▸ What to work on
Return the lines where the word "الجن" occurs.
--- START Records for the task ---
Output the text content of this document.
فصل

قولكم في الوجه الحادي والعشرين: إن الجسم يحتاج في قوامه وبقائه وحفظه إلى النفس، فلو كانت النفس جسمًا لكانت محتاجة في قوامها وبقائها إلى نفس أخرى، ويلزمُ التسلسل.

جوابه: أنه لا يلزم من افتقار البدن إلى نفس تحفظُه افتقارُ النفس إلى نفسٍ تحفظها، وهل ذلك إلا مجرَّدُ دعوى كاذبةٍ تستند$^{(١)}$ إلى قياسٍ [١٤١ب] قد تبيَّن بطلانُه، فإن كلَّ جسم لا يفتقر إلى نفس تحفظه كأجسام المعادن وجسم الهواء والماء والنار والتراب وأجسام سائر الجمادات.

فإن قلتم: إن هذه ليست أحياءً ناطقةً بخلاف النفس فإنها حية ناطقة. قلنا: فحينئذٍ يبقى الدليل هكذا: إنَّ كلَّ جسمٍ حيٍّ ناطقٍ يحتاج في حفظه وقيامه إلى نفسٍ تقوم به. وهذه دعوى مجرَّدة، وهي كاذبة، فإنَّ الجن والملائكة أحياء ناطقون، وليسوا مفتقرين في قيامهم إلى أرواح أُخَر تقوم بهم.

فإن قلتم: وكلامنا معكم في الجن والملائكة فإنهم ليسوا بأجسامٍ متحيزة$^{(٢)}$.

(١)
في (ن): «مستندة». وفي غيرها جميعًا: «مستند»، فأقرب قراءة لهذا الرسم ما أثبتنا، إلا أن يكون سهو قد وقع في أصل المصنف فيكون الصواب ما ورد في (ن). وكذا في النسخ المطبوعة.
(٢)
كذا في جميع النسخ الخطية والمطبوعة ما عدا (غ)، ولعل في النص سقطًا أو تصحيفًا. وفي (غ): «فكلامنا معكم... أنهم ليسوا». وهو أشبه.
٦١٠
--- END Records for the task ---
▸ The completed task
فإن قلتم: إن هذه ليست أحياءً ناطقةً بخلاف النفس فإنها حية ناطقة. قلنا: فحينئذٍ يبقى الدليل هكذا: إنَّ كلَّ جسمٍ حيٍّ ناطقٍ يحتاج في حفظه وقيامه إلى نفسٍ تقوم به. وهذه دعوى مجرَّدة، وهي كاذبة، فإنَّ الجن والملائكة أحياء ناطقون، وليسوا مفتقرين في قيامهم إلى أرواح أُخَر تقوم بهم.
فإن قلتم: وكلامنا معكم في الجن والملائكة فإنهم ليسوا بأجسامٍ متحيزة$^{(٢)}$.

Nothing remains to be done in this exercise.